REQUIREMENT: Collect every line that includes the string "JSON".

DATA TO PROCESS:
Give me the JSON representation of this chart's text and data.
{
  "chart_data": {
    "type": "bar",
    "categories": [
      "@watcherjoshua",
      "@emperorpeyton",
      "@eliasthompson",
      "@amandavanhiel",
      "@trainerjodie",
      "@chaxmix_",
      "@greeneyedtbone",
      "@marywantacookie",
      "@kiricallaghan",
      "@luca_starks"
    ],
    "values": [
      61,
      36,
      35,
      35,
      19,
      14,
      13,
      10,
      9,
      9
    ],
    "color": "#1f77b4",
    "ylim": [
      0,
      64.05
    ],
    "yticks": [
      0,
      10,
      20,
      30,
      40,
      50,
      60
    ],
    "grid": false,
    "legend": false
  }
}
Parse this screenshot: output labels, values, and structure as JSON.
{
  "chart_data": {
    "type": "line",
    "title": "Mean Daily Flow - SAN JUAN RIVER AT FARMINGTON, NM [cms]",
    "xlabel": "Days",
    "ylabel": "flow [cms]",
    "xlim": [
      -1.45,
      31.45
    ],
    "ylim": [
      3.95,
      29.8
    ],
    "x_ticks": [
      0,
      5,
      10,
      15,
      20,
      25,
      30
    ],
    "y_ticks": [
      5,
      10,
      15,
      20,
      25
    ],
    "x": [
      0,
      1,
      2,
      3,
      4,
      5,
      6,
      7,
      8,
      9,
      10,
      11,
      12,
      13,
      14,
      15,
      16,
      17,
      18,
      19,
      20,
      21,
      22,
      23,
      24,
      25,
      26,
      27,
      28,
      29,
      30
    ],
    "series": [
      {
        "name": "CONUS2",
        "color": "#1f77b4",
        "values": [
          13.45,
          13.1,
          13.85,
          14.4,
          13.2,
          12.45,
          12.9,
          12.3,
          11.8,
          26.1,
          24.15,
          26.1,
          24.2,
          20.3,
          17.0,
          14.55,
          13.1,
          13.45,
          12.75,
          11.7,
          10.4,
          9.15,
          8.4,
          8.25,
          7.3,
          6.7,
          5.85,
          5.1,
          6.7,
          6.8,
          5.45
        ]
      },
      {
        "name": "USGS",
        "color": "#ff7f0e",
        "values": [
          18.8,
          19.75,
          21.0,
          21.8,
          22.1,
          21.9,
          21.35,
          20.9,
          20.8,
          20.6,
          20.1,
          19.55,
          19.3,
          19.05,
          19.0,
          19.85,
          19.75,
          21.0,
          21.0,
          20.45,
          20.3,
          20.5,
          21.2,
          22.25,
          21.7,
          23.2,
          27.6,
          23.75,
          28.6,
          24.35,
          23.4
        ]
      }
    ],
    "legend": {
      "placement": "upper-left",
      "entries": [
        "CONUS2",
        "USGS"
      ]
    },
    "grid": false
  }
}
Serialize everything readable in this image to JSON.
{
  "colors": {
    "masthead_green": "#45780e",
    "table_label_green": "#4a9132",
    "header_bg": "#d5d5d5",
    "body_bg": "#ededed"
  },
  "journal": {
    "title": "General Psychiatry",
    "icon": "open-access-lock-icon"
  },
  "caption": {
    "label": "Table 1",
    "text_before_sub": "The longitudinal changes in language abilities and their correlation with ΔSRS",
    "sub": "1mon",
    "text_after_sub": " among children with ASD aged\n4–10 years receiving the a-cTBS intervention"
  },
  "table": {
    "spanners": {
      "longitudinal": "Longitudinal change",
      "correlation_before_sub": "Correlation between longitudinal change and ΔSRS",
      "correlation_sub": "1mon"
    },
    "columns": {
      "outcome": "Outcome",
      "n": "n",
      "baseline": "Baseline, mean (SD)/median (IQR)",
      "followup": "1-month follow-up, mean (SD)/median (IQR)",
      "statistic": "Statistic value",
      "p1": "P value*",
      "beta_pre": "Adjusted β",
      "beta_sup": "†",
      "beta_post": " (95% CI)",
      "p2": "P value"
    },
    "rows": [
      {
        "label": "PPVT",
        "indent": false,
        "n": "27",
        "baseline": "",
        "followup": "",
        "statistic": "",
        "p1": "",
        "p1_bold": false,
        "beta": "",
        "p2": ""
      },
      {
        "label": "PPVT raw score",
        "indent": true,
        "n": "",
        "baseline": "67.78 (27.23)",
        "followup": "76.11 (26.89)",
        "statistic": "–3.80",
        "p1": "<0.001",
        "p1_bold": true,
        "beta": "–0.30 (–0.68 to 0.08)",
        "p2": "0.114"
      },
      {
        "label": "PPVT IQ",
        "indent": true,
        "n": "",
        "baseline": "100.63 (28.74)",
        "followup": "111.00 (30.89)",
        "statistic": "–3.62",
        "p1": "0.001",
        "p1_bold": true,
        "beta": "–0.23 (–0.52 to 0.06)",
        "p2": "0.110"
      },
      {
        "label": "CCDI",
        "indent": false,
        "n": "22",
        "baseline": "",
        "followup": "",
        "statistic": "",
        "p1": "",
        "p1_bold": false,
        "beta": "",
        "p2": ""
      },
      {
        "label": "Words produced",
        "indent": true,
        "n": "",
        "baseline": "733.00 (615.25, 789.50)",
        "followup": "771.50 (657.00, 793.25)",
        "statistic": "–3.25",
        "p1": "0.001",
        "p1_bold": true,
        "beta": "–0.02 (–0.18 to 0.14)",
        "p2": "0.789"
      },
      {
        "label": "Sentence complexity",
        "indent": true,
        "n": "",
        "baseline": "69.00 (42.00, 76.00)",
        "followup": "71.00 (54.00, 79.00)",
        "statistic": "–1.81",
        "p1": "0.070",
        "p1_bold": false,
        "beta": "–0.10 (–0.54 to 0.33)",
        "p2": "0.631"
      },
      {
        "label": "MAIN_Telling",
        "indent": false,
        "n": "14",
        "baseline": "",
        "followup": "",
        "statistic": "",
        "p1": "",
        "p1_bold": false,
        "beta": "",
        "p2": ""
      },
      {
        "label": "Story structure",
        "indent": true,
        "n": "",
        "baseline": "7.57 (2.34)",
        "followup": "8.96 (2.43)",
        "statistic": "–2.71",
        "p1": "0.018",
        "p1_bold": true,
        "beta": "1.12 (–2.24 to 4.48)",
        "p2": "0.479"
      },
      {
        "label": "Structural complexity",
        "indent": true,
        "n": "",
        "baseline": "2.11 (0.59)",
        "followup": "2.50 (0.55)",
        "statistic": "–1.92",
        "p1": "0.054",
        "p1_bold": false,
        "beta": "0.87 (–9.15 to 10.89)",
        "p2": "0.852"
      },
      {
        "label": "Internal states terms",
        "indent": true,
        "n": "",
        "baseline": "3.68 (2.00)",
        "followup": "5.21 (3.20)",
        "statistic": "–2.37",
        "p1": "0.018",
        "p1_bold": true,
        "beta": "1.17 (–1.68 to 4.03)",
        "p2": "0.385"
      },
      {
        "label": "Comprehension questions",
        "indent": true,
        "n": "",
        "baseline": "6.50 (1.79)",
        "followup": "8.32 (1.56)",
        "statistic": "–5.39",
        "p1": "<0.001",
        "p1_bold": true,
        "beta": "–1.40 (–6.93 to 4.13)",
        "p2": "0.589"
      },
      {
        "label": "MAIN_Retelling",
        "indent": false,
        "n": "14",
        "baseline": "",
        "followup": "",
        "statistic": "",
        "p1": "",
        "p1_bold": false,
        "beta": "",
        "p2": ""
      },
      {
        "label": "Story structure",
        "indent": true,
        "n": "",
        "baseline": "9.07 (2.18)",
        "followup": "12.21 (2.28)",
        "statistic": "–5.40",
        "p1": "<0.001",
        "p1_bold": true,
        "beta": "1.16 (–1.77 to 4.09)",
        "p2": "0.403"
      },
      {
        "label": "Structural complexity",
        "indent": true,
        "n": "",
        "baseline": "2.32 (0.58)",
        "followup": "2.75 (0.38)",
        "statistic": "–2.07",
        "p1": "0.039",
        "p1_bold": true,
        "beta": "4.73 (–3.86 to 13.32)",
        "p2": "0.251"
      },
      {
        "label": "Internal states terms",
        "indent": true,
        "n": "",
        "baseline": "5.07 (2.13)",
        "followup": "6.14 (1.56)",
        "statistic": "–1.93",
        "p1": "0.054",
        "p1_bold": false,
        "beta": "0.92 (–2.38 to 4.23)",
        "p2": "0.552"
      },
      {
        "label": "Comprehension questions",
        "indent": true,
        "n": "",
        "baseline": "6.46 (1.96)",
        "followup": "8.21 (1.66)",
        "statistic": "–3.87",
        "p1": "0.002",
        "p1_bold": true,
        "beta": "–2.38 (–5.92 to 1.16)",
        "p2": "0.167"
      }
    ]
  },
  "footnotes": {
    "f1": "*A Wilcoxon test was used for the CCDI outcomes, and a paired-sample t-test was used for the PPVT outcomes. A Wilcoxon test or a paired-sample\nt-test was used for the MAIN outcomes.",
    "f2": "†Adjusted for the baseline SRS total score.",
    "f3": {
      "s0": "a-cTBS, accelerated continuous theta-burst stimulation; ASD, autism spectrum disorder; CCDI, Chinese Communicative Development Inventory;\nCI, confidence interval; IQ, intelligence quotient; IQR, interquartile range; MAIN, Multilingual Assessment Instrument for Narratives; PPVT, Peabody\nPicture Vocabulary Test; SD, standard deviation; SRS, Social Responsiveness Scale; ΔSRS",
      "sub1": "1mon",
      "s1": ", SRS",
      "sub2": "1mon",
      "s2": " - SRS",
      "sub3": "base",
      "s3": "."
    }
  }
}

FULL RESPONSE:
Give me the JSON representation of this chart's text and data.
Parse this screenshot: output labels, values, and structure as JSON.
Serialize everything readable in this image to JSON.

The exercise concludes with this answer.